[WHAT YOU HAVE TO DO] Can you give all the records again without altering a single character?

[DATA SECTION]

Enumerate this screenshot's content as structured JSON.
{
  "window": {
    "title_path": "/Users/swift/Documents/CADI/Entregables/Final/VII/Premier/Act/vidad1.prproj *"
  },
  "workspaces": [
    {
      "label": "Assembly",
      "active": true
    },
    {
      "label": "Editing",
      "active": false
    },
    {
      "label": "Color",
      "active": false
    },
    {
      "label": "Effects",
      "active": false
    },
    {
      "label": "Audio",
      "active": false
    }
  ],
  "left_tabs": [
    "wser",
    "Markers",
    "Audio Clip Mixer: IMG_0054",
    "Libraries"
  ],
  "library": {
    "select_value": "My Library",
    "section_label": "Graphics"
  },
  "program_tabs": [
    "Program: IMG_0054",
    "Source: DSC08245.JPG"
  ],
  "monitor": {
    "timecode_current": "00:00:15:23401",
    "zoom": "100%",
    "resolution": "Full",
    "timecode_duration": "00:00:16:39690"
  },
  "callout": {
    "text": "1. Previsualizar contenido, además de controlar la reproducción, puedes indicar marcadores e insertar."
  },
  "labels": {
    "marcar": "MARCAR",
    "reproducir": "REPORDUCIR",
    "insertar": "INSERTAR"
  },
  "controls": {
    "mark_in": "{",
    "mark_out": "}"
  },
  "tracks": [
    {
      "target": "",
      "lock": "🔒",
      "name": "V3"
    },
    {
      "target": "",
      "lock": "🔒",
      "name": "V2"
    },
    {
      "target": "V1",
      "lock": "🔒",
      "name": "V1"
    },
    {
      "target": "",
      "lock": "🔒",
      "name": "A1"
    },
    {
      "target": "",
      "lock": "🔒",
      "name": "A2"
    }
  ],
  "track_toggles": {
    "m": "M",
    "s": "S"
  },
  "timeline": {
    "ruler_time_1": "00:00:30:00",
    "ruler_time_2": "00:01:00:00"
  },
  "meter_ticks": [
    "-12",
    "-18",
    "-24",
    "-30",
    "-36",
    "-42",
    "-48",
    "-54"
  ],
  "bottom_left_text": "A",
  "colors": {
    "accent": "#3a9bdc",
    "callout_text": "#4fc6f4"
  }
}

[OUTPUT BELOW]
Enumerate this screenshot's content as structured JSON.
{
  "window": {
    "title_path": "/Users/swift/Documents/CADI/Entregables/Final/VII/Premier/Act/vidad1.prproj *"
  },
  "workspaces": [
    {
      "label": "Assembly",
      "active": true
    },
    {
      "label": "Editing",
      "active": false
    },
    {
      "label": "Color",
      "active": false
    },
    {
      "label": "Effects",
      "active": false
    },
    {
      "label": "Audio",
      "active": false
    }
  ],
  "left_tabs": [
    "wser",
    "Markers",
    "Audio Clip Mixer: IMG_0054",
    "Libraries"
  ],
  "library": {
    "select_value": "My Library",
    "section_label": "Graphics"
  },
  "program_tabs": [
    "Program: IMG_0054",
    "Source: DSC08245.JPG"
  ],
  "monitor": {
    "timecode_current": "00:00:15:23401",
    "zoom": "100%",
    "resolution": "Full",
    "timecode_duration": "00:00:16:39690"
  },
  "callout": {
    "text": "1. Previsualizar contenido, además de controlar la reproducción, puedes indicar marcadores e insertar."
  },
  "labels": {
    "marcar": "MARCAR",
    "reproducir": "REPORDUCIR",
    "insertar": "INSERTAR"
  },
  "controls": {
    "mark_in": "{",
    "mark_out": "}"
  },
  "tracks": [
    {
      "target": "",
      "lock": "🔒",
      "name": "V3"
    },
    {
      "target": "",
      "lock": "🔒",
      "name": "V2"
    },
    {
      "target": "V1",
      "lock": "🔒",
      "name": "V1"
    },
    {
      "target": "",
      "lock": "🔒",
      "name": "A1"
    },
    {
      "target": "",
      "lock": "🔒",
      "name": "A2"
    }
  ],
  "track_toggles": {
    "m": "M",
    "s": "S"
  },
  "timeline": {
    "ruler_time_1": "00:00:30:00",
    "ruler_time_2": "00:01:00:00"
  },
  "meter_ticks": [
    "-12",
    "-18",
    "-24",
    "-30",
    "-36",
    "-42",
    "-48",
    "-54"
  ],
  "bottom_left_text": "A",
  "colors": {
    "accent": "#3a9bdc",
    "callout_text": "#4fc6f4"
  }
}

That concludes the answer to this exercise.